◆ Aim of the exercise ◆
Every line below that contains "дата" is to be copied.

(Dataset items)
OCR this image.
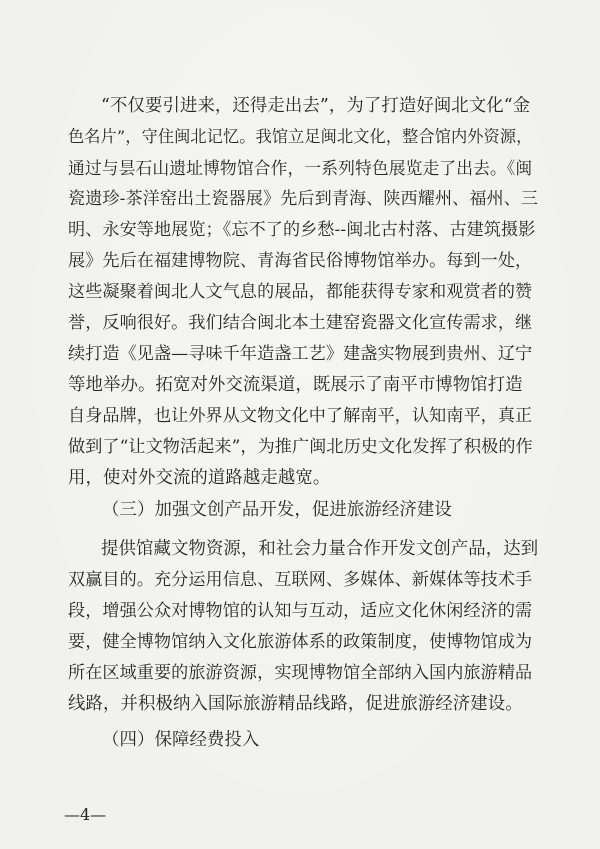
“不仅要引进来，还得走出去”，为了打造好闽北文化“金
色名片”，守住闽北记忆。我馆立足闽北文化，整合馆内外资源，
通过与昙石山遗址博物馆合作，一系列特色展览走了出去。《闽
瓷遗珍-茶洋窑出土瓷器展》先后到青海、陕西耀州、福州、三
明、永安等地展览；《忘不了的乡愁--闽北古村落、古建筑摄影
展》先后在福建博物院、青海省民俗博物馆举办。每到一处，
这些凝聚着闽北人文气息的展品，都能获得专家和观赏者的赞
誉，反响很好。我们结合闽北本土建窑瓷器文化宣传需求，继
续打造《见盏—寻味千年造盏工艺》建盏实物展到贵州、辽宁
等地举办。拓宽对外交流渠道，既展示了南平市博物馆打造
自身品牌，也让外界从文物文化中了解南平，认知南平，真正
做到了“让文物活起来”，为推广闽北历史文化发挥了积极的作
用，使对外交流的道路越走越宽。
（三）加强文创产品开发，促进旅游经济建设
提供馆藏文物资源，和社会力量合作开发文创产品，达到
双赢目的。充分运用信息、互联网、多媒体、新媒体等技术手
段，增强公众对博物馆的认知与互动，适应文化休闲经济的需
要，健全博物馆纳入文化旅游体系的政策制度，使博物馆成为
所在区域重要的旅游资源，实现博物馆全部纳入国内旅游精品
线路，并积极纳入国际旅游精品线路，促进旅游经济建设。
（四）保障经费投入
—4—
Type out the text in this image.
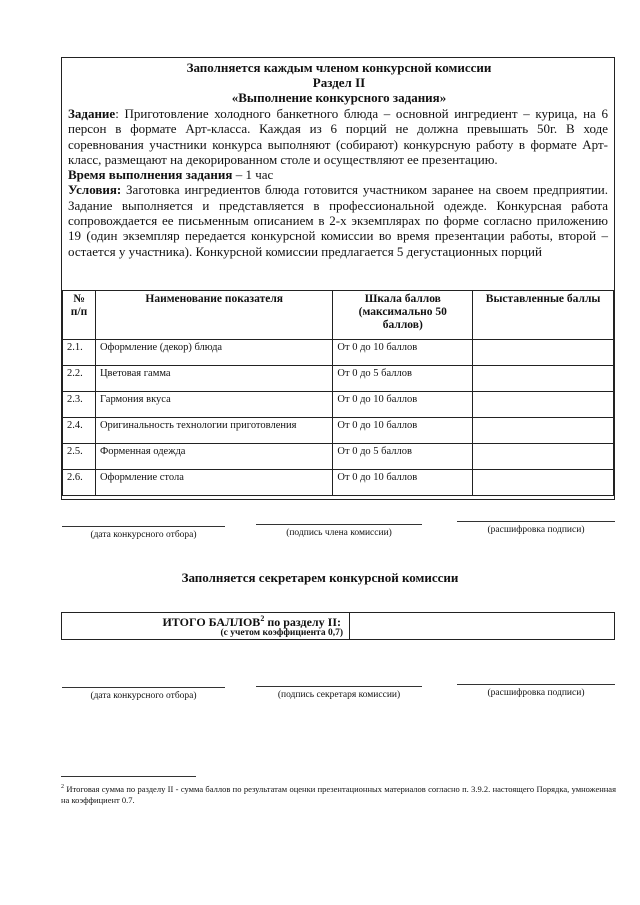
Заполняется каждым членом конкурсной комиссии
Раздел II
«Выполнение конкурсного задания»

Задание: Приготовление холодного банкетного блюда – основной ингредиент – курица, на 6 персон в формате Арт-класса. Каждая из 6 порций не должна превышать 50г. В ходе соревнования участники конкурса выполняют (собирают) конкурсную работу в формате Арт-класс, размещают на декорированном столе и осуществляют ее презентацию.

Время выполнения задания – 1 час

Условия: Заготовка ингредиентов блюда готовится участником заранее на своем предприятии. Задание выполняется и представляется в профессиональной одежде. Конкурсная работа сопровождается ее письменным описанием в 2-х экземплярах по форме согласно приложению 19 (один экземпляр передается конкурсной комиссии во время презентации работы, второй – остается у участника). Конкурсной комиссии предлагается 5 дегустационных порций

№ п/п	Наименование показателя	Шкала баллов (максимально 50 баллов)	Выставленные баллы
2.1.	Оформление (декор) блюда	От 0 до 10 баллов	
2.2.	Цветовая гамма	От 0 до 5 баллов	
2.3.	Гармония вкуса	От 0 до 10 баллов	
2.4.	Оригинальность технологии приготовления	От 0 до 10 баллов	
2.5.	Форменная одежда	От 0 до 5 баллов	
2.6.	Оформление стола	От 0 до 10 баллов	
(дата конкурсного отбора)	(подпись члена комиссии)	(расшифровка подписи)
Заполняется секретарем конкурсной комиссии
ИТОГО БАЛЛОВ$^2$ по разделу II:
(с учетом коэффициента 0,7)
(дата конкурсного отбора)	(подпись секретаря комиссии)	(расшифровка подписи)
$^2$ Итоговая сумма по разделу II - сумма баллов по результатам оценки презентационных материалов согласно п. 3.9.2. настоящего Порядка, умноженная на коэффициент 0.7.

◆ Final result ◆
(дата конкурсного отбора)	(подпись члена комиссии)	(расшифровка подписи)
(дата конкурсного отбора)	(подпись секретаря комиссии)	(расшифровка подписи)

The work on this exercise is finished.